_Work to be completed_
Look at each line of the records and count those with "Normal" in them. Please answer with the count alone.

_Data for the task_
# # # #
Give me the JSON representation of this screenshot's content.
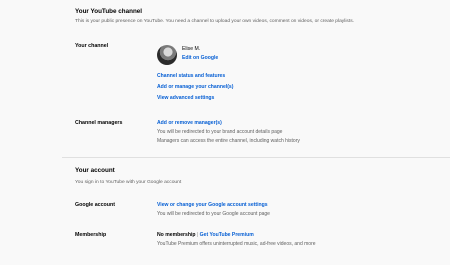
{
  "channel_section": {
    "title": "Your YouTube channel",
    "subtitle": "This is your public presence on YouTube. You need a channel to upload your own videos, comment on videos, or create playlists.",
    "your_channel_label": "Your channel",
    "user_name": "Elise M.",
    "edit_link": "Edit on Google",
    "links": [
      "Channel status and features",
      "Add or manage your channel(s)",
      "View advanced settings"
    ],
    "managers_label": "Channel managers",
    "managers_link": "Add or remove manager(s)",
    "managers_note_1": "You will be redirected to your brand account details page",
    "managers_note_2": "Managers can access the entire channel, including watch history"
  },
  "account_section": {
    "title": "Your account",
    "subtitle": "You sign in to YouTube with your Google account",
    "google_label": "Google account",
    "google_link": "View or change your Google account settings",
    "google_note": "You will be redirected to your Google account page",
    "membership_label": "Membership",
    "membership_status": "No membership",
    "membership_sep": "|",
    "membership_link": "Get YouTube Premium",
    "membership_note": "YouTube Premium offers uninterrupted music, ad-free videos, and more"
  }
}
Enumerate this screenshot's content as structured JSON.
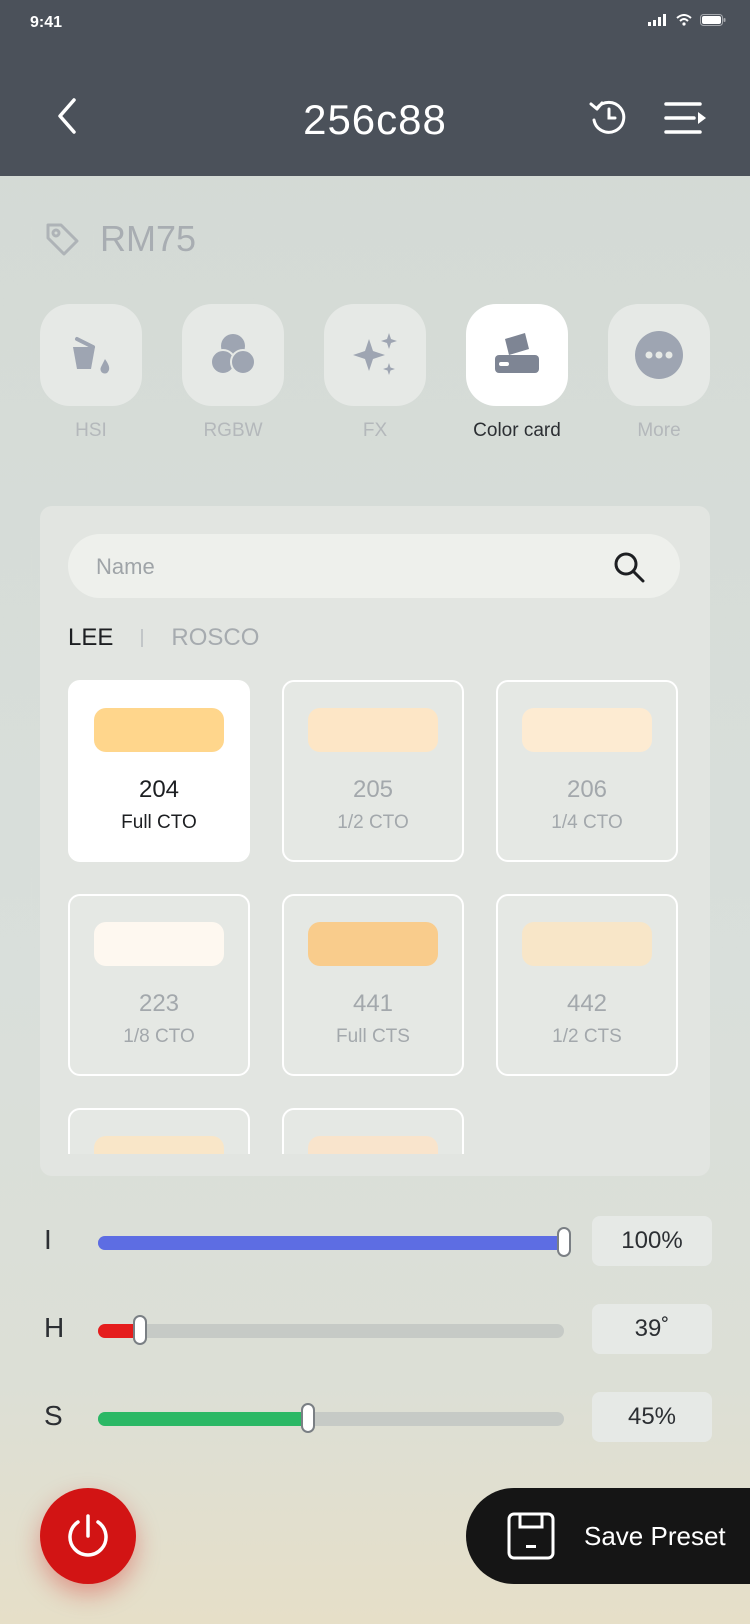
{
  "status_bar": {
    "time": "9:41"
  },
  "header": {
    "title": "256c88"
  },
  "device": {
    "name": "RM75"
  },
  "modes": [
    {
      "label": "HSI",
      "icon": "paint-bucket-icon",
      "active": false
    },
    {
      "label": "RGBW",
      "icon": "rgb-circles-icon",
      "active": false
    },
    {
      "label": "FX",
      "icon": "sparkle-icon",
      "active": false
    },
    {
      "label": "Color card",
      "icon": "color-card-icon",
      "active": true
    },
    {
      "label": "More",
      "icon": "more-icon",
      "active": false
    }
  ],
  "search": {
    "placeholder": "Name"
  },
  "brands": [
    {
      "label": "LEE",
      "active": true
    },
    {
      "label": "ROSCO",
      "active": false
    }
  ],
  "color_cards": [
    {
      "code": "204",
      "name": "Full CTO",
      "color": "#ffd68c",
      "active": true
    },
    {
      "code": "205",
      "name": "1/2 CTO",
      "color": "#fde6c6",
      "active": false
    },
    {
      "code": "206",
      "name": "1/4 CTO",
      "color": "#fdebd2",
      "active": false
    },
    {
      "code": "223",
      "name": "1/8 CTO",
      "color": "#fef8f0",
      "active": false
    },
    {
      "code": "441",
      "name": "Full CTS",
      "color": "#f9cc8c",
      "active": false
    },
    {
      "code": "442",
      "name": "1/2 CTS",
      "color": "#f8e6c8",
      "active": false
    },
    {
      "code": "",
      "name": "",
      "color": "#f9e6c8",
      "active": false
    },
    {
      "code": "",
      "name": "",
      "color": "#f9e4cc",
      "active": false
    }
  ],
  "sliders": [
    {
      "letter": "I",
      "value": "100%",
      "fraction": 1.0,
      "color": "#5d6de3"
    },
    {
      "letter": "H",
      "value": "39˚",
      "fraction": 0.09,
      "color": "#e51d1d"
    },
    {
      "letter": "S",
      "value": "45%",
      "fraction": 0.45,
      "color": "#2bb865"
    }
  ],
  "actions": {
    "save_label": "Save Preset"
  }
}
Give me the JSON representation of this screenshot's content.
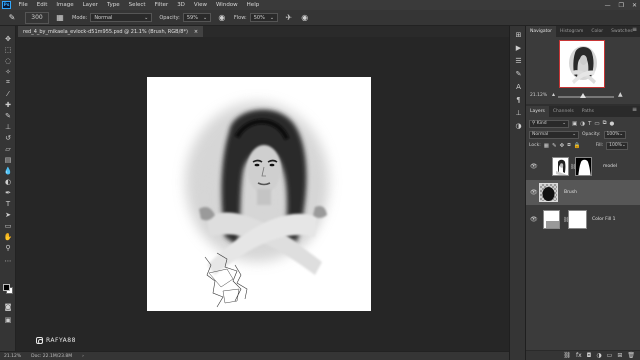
{
  "menu": {
    "logo": "Ps",
    "items": [
      "File",
      "Edit",
      "Image",
      "Layer",
      "Type",
      "Select",
      "Filter",
      "3D",
      "View",
      "Window",
      "Help"
    ],
    "window_controls": [
      "—",
      "❐",
      "✕"
    ]
  },
  "options": {
    "brush_size": "300",
    "mode_label": "Mode:",
    "mode_value": "Normal",
    "opacity_label": "Opacity:",
    "opacity_value": "59%",
    "flow_label": "Flow:",
    "flow_value": "50%"
  },
  "document": {
    "tab_title": "red_4_by_mikaela_evlock-d51m955.psd @ 21.1% (Brush, RGB/8*)",
    "close": "×"
  },
  "status": {
    "zoom": "21.12%",
    "doc_size": "Doc: 22.1M/23.8M"
  },
  "watermark": "RAFYA88",
  "navigator": {
    "tabs": [
      "Navigator",
      "Histogram",
      "Color",
      "Swatches"
    ],
    "zoom": "21.12%"
  },
  "layers": {
    "tabs": [
      "Layers",
      "Channels",
      "Paths"
    ],
    "filter_kind": "Kind",
    "blend_mode": "Normal",
    "opacity_label": "Opacity:",
    "opacity_value": "100%",
    "lock_label": "Lock:",
    "fill_label": "Fill:",
    "fill_value": "100%",
    "items": [
      {
        "name": "model"
      },
      {
        "name": "Brush"
      },
      {
        "name": "Color Fill 1"
      }
    ]
  }
}
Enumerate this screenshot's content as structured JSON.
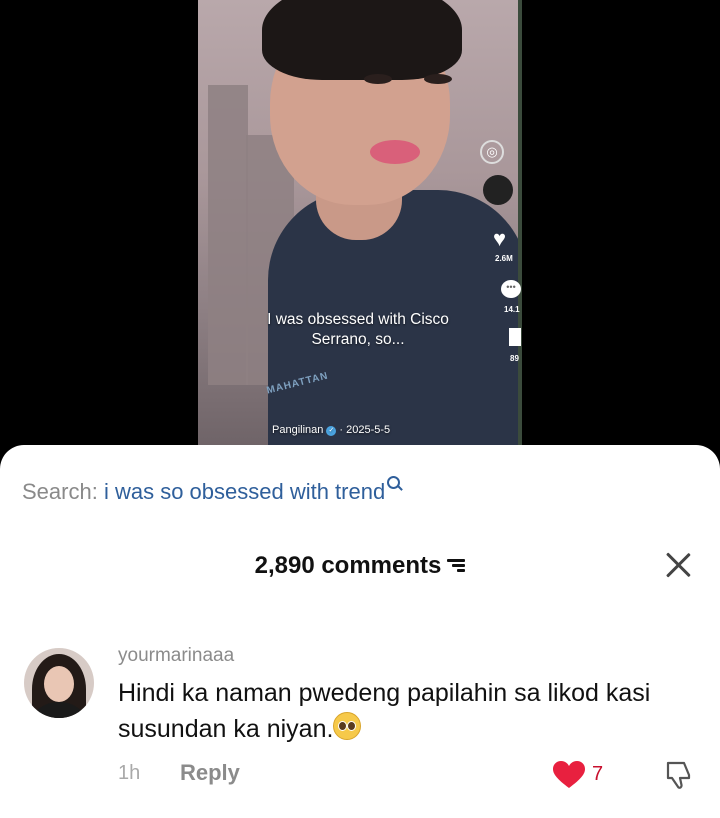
{
  "video": {
    "caption": "I was obsessed with Cisco Serrano, so...",
    "handle": "Pangilinan",
    "date": "· 2025-5-5",
    "shirt_text": "MAHATTAN",
    "likes_count": "2.6M",
    "comments_count": "14.1",
    "saves_count": "89"
  },
  "search": {
    "label": "Search:",
    "query": "i was so obsessed with trend"
  },
  "comments_header": {
    "title": "2,890 comments"
  },
  "comment": {
    "username": "yourmarinaaa",
    "text": "Hindi ka naman pwedeng papilahin sa likod kasi susundan ka niyan.",
    "time": "1h",
    "reply_label": "Reply",
    "likes": "7"
  },
  "icons": [
    "search-icon",
    "sort-icon",
    "close-icon",
    "heart-icon",
    "dislike-icon",
    "pleading-face-emoji"
  ],
  "colors": {
    "accent_red": "#c8102e",
    "link_blue": "#2f5f9b"
  }
}
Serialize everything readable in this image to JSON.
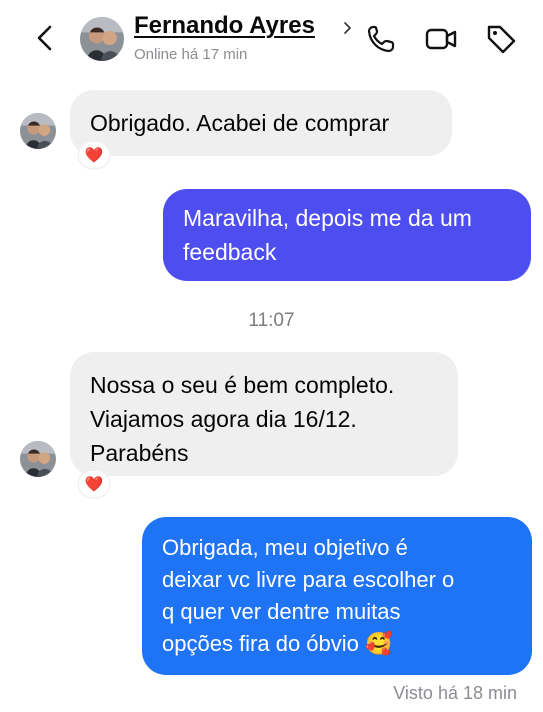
{
  "header": {
    "contact_name": "Fernando Ayres",
    "status": "Online há 17 min",
    "icons": [
      "back-chevron-icon",
      "avatar",
      "phone-icon",
      "video-camera-icon",
      "tag-icon"
    ]
  },
  "messages": [
    {
      "direction": "incoming",
      "text": "Obrigado. Acabei de comprar",
      "reaction": "❤️"
    },
    {
      "direction": "outgoing",
      "text": "Maravilha, depois me da um\nfeedback"
    },
    {
      "direction": "incoming",
      "text": "Nossa o seu é bem completo.\nViajamos agora dia 16/12.\nParabéns",
      "reaction": "❤️"
    },
    {
      "direction": "outgoing",
      "text": "Obrigada, meu objetivo é\ndeixar vc livre para escolher o\nq quer ver dentre muitas\nopções fira do óbvio 🥰"
    }
  ],
  "timestamp": "11:07",
  "seen_status": "Visto há 18 min",
  "colors": {
    "incoming_bubble": "#efefef",
    "outgoing_bubble_1": "#4d4df0",
    "outgoing_bubble_2": "#1e74f4",
    "muted_text": "#8a8d91"
  }
}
# # # #
_Result of the task_
2